● Short task
Give back the full material, exactly as it reads.

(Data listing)
########
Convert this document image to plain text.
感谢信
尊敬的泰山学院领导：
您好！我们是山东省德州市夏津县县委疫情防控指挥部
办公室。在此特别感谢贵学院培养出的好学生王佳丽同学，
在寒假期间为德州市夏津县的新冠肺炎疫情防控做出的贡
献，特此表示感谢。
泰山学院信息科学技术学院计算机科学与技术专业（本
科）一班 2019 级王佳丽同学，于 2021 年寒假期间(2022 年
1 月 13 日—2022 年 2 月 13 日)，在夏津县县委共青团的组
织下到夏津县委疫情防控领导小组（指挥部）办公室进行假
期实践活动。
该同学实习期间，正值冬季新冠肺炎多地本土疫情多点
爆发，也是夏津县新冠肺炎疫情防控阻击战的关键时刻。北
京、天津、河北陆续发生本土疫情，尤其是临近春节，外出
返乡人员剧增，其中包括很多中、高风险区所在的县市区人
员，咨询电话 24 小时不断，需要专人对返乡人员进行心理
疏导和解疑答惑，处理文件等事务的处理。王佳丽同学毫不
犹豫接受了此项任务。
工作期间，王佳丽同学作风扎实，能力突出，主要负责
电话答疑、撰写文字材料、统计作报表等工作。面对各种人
########
● Solution to this exercise
Convert this document image to plain text.
感谢信
尊敬的泰山学院领导：
您好！我们是山东省德州市夏津县县委疫情防控指挥部
办公室。在此特别感谢贵学院培养出的好学生王佳丽同学，
在寒假期间为德州市夏津县的新冠肺炎疫情防控做出的贡
献，特此表示感谢。
泰山学院信息科学技术学院计算机科学与技术专业（本
科）一班 2019 级王佳丽同学，于 2021 年寒假期间(2022 年
1 月 13 日—2022 年 2 月 13 日)，在夏津县县委共青团的组
织下到夏津县委疫情防控领导小组（指挥部）办公室进行假
期实践活动。
该同学实习期间，正值冬季新冠肺炎多地本土疫情多点
爆发，也是夏津县新冠肺炎疫情防控阻击战的关键时刻。北
京、天津、河北陆续发生本土疫情，尤其是临近春节，外出
返乡人员剧增，其中包括很多中、高风险区所在的县市区人
员，咨询电话 24 小时不断，需要专人对返乡人员进行心理
疏导和解疑答惑，处理文件等事务的处理。王佳丽同学毫不
犹豫接受了此项任务。
工作期间，王佳丽同学作风扎实，能力突出，主要负责
电话答疑、撰写文字材料、统计作报表等工作。面对各种人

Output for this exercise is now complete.